* _What the task requires_:
Reproduce all of the following lines exactly, with no changes.

* _Stored data_:
================================

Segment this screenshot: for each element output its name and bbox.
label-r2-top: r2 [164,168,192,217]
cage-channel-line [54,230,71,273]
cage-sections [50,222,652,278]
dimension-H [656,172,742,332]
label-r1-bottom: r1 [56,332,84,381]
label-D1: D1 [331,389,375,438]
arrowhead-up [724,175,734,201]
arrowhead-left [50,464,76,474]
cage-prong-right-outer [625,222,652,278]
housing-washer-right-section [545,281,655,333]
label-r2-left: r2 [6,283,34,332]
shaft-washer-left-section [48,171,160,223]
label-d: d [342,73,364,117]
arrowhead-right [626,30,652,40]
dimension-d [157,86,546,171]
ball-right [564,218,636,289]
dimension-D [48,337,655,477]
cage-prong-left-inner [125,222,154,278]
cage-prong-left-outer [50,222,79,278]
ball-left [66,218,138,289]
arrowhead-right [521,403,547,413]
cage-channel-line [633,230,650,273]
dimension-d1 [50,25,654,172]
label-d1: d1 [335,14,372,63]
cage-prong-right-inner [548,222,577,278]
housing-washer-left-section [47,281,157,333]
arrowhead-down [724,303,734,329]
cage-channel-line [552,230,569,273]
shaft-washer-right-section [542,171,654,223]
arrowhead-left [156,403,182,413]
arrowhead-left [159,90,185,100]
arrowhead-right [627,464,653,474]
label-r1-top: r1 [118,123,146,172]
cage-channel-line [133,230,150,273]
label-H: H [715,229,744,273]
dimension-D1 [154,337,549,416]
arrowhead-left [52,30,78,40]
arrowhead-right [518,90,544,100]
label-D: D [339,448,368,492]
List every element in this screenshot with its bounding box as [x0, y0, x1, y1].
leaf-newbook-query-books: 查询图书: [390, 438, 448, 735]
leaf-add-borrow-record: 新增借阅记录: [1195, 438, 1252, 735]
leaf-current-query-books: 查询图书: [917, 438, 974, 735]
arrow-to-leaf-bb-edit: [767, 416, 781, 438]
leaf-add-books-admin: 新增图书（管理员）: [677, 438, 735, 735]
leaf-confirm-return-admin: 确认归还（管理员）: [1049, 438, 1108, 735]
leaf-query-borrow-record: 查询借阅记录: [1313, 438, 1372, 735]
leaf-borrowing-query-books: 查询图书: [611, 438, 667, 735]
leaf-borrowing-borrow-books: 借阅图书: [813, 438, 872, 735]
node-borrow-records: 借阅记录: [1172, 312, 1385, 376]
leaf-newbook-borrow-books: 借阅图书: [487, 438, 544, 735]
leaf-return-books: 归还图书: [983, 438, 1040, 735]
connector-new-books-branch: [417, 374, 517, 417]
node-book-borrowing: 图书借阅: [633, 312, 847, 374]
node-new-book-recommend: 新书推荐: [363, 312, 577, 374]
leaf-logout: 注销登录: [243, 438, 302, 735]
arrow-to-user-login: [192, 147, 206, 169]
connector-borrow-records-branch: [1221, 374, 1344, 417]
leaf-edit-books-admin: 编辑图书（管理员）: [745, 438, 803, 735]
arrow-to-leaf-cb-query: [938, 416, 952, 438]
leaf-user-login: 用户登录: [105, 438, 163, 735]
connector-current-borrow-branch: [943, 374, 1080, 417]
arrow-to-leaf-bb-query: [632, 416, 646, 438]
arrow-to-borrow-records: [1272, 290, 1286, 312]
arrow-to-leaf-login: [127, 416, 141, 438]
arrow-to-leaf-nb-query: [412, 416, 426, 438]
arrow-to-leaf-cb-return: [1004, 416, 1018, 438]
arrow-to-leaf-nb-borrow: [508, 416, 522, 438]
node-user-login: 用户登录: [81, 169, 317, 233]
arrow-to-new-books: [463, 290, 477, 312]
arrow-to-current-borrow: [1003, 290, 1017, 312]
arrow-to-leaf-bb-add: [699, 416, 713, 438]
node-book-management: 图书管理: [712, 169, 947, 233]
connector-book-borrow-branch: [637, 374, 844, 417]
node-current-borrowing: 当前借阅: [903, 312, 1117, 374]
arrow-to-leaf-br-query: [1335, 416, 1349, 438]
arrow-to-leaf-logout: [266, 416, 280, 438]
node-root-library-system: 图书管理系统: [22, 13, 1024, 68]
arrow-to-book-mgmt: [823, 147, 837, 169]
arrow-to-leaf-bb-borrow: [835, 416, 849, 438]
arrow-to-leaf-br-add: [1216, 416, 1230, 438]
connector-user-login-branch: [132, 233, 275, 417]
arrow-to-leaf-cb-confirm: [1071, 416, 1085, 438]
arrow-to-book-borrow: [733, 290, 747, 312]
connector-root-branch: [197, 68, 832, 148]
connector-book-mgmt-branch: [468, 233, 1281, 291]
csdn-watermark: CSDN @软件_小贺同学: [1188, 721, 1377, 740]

================================

* _Full solution_:
Segment this screenshot: for each element output its name and bbox.
label-r2-top: r2 [164,168,192,217]
cage-channel-line [54,230,71,273]
cage-sections [50,222,652,278]
dimension-H [656,172,742,332]
label-r1-bottom: r1 [56,332,84,381]
label-D1: D1 [331,389,375,438]
arrowhead-up [724,175,734,201]
arrowhead-left [50,464,76,474]
cage-prong-right-outer [625,222,652,278]
housing-washer-right-section [545,281,655,333]
label-r2-left: r2 [6,283,34,332]
shaft-washer-left-section [48,171,160,223]
label-d: d [342,73,364,117]
arrowhead-right [626,30,652,40]
dimension-d [157,86,546,171]
ball-right [564,218,636,289]
dimension-D [48,337,655,477]
cage-prong-left-inner [125,222,154,278]
cage-prong-left-outer [50,222,79,278]
ball-left [66,218,138,289]
arrowhead-right [521,403,547,413]
cage-channel-line [633,230,650,273]
dimension-d1 [50,25,654,172]
label-d1: d1 [335,14,372,63]
cage-prong-right-inner [548,222,577,278]
housing-washer-left-section [47,281,157,333]
arrowhead-down [724,303,734,329]
cage-channel-line [552,230,569,273]
shaft-washer-right-section [542,171,654,223]
arrowhead-left [156,403,182,413]
arrowhead-left [159,90,185,100]
arrowhead-right [627,464,653,474]
label-r1-top: r1 [118,123,146,172]
cage-channel-line [133,230,150,273]
label-H: H [715,229,744,273]
dimension-D1 [154,337,549,416]
arrowhead-left [52,30,78,40]
arrowhead-right [518,90,544,100]
label-D: D [339,448,368,492]
List every element in this screenshot with its bounding box as [x0, y0, x1, y1].
leaf-newbook-query-books: 查询图书: [390, 438, 448, 735]
leaf-add-borrow-record: 新增借阅记录: [1195, 438, 1252, 735]
leaf-current-query-books: 查询图书: [917, 438, 974, 735]
arrow-to-leaf-bb-edit: [767, 416, 781, 438]
leaf-add-books-admin: 新增图书（管理员）: [677, 438, 735, 735]
leaf-confirm-return-admin: 确认归还（管理员）: [1049, 438, 1108, 735]
leaf-query-borrow-record: 查询借阅记录: [1313, 438, 1372, 735]
leaf-borrowing-query-books: 查询图书: [611, 438, 667, 735]
leaf-borrowing-borrow-books: 借阅图书: [813, 438, 872, 735]
node-borrow-records: 借阅记录: [1172, 312, 1385, 376]
leaf-newbook-borrow-books: 借阅图书: [487, 438, 544, 735]
leaf-return-books: 归还图书: [983, 438, 1040, 735]
connector-new-books-branch: [417, 374, 517, 417]
node-book-borrowing: 图书借阅: [633, 312, 847, 374]
node-new-book-recommend: 新书推荐: [363, 312, 577, 374]
leaf-logout: 注销登录: [243, 438, 302, 735]
arrow-to-user-login: [192, 147, 206, 169]
connector-borrow-records-branch: [1221, 374, 1344, 417]
leaf-edit-books-admin: 编辑图书（管理员）: [745, 438, 803, 735]
arrow-to-leaf-cb-query: [938, 416, 952, 438]
leaf-user-login: 用户登录: [105, 438, 163, 735]
connector-current-borrow-branch: [943, 374, 1080, 417]
arrow-to-leaf-bb-query: [632, 416, 646, 438]
arrow-to-borrow-records: [1272, 290, 1286, 312]
arrow-to-leaf-login: [127, 416, 141, 438]
arrow-to-leaf-nb-query: [412, 416, 426, 438]
arrow-to-leaf-cb-return: [1004, 416, 1018, 438]
arrow-to-leaf-nb-borrow: [508, 416, 522, 438]
node-user-login: 用户登录: [81, 169, 317, 233]
arrow-to-new-books: [463, 290, 477, 312]
arrow-to-current-borrow: [1003, 290, 1017, 312]
arrow-to-leaf-bb-add: [699, 416, 713, 438]
node-book-management: 图书管理: [712, 169, 947, 233]
connector-book-borrow-branch: [637, 374, 844, 417]
node-current-borrowing: 当前借阅: [903, 312, 1117, 374]
arrow-to-leaf-br-query: [1335, 416, 1349, 438]
arrow-to-leaf-logout: [266, 416, 280, 438]
node-root-library-system: 图书管理系统: [22, 13, 1024, 68]
arrow-to-book-mgmt: [823, 147, 837, 169]
arrow-to-leaf-bb-borrow: [835, 416, 849, 438]
arrow-to-leaf-br-add: [1216, 416, 1230, 438]
connector-user-login-branch: [132, 233, 275, 417]
arrow-to-leaf-cb-confirm: [1071, 416, 1085, 438]
arrow-to-book-borrow: [733, 290, 747, 312]
connector-root-branch: [197, 68, 832, 148]
connector-book-mgmt-branch: [468, 233, 1281, 291]
csdn-watermark: CSDN @软件_小贺同学: [1188, 721, 1377, 740]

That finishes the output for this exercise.